━━━ ENTRIES
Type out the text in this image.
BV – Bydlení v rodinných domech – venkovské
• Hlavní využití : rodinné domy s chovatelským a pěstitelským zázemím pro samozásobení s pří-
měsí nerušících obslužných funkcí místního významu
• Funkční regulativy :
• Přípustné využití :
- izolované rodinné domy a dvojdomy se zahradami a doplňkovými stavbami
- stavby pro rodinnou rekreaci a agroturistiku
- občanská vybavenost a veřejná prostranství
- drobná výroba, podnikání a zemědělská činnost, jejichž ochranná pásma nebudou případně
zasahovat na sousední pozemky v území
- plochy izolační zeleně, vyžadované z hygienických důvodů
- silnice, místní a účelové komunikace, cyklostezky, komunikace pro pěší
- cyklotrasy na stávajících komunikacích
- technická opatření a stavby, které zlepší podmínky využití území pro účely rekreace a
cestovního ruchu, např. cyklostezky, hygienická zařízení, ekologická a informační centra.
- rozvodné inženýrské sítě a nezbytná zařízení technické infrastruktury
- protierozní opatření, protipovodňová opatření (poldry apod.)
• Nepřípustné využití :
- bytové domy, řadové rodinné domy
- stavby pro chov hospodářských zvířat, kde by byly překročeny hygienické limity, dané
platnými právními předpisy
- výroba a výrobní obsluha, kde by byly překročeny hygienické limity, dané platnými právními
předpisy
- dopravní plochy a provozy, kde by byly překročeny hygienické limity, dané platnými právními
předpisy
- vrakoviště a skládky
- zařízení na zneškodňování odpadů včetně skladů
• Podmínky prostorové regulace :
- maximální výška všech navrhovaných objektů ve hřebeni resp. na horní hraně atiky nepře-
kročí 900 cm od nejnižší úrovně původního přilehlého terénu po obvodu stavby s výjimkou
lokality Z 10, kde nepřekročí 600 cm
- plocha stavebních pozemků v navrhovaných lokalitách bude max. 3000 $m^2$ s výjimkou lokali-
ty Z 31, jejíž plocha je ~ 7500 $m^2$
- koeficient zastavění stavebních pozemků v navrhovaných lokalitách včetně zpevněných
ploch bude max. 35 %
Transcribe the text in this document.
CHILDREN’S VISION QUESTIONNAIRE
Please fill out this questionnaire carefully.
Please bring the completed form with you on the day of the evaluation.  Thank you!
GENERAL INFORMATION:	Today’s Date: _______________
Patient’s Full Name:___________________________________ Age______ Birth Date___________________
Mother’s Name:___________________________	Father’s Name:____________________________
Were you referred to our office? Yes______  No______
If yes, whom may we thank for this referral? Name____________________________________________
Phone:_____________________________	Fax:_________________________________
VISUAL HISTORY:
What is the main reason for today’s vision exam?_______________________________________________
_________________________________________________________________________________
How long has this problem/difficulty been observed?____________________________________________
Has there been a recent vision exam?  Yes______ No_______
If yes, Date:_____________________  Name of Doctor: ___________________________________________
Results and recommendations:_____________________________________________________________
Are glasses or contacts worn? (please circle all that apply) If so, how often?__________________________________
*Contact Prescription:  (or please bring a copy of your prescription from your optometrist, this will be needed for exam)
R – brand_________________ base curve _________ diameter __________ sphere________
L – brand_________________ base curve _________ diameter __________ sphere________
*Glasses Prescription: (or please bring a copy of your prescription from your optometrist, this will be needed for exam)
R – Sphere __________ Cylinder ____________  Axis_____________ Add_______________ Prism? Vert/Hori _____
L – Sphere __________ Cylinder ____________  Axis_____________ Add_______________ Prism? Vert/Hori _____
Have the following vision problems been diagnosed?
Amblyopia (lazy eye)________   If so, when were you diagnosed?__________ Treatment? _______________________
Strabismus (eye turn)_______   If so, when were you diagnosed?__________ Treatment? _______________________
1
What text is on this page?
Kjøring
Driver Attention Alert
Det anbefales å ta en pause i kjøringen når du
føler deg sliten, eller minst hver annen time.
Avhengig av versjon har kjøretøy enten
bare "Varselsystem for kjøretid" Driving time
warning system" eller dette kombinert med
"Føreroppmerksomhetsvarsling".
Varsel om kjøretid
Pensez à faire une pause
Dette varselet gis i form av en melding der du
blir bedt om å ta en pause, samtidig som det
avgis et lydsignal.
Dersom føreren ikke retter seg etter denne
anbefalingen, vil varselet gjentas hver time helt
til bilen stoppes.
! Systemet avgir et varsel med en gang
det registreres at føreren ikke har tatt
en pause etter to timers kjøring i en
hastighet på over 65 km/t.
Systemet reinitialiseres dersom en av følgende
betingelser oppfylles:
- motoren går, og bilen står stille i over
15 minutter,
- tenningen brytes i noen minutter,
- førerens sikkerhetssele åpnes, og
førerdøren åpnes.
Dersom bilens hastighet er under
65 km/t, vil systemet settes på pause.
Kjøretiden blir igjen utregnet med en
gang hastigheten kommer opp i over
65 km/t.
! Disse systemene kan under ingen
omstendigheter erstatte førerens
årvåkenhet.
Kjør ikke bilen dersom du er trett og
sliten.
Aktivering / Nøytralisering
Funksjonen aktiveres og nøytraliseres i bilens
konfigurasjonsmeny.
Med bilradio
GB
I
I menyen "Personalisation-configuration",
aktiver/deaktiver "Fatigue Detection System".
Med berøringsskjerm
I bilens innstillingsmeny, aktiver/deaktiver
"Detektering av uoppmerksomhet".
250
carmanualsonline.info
━━━━━━
**YOUR TASK**
Return each line of the data that contains the string "pozemků".

**ANSWER FOR THIS EXERCISE**
- plocha stavebních pozemků v navrhovaných lokalitách bude max. 3000 $m^2$ s výjimkou lokali-
- koeficient zastavění stavebních pozemků v navrhovaných lokalitách včetně zpevněných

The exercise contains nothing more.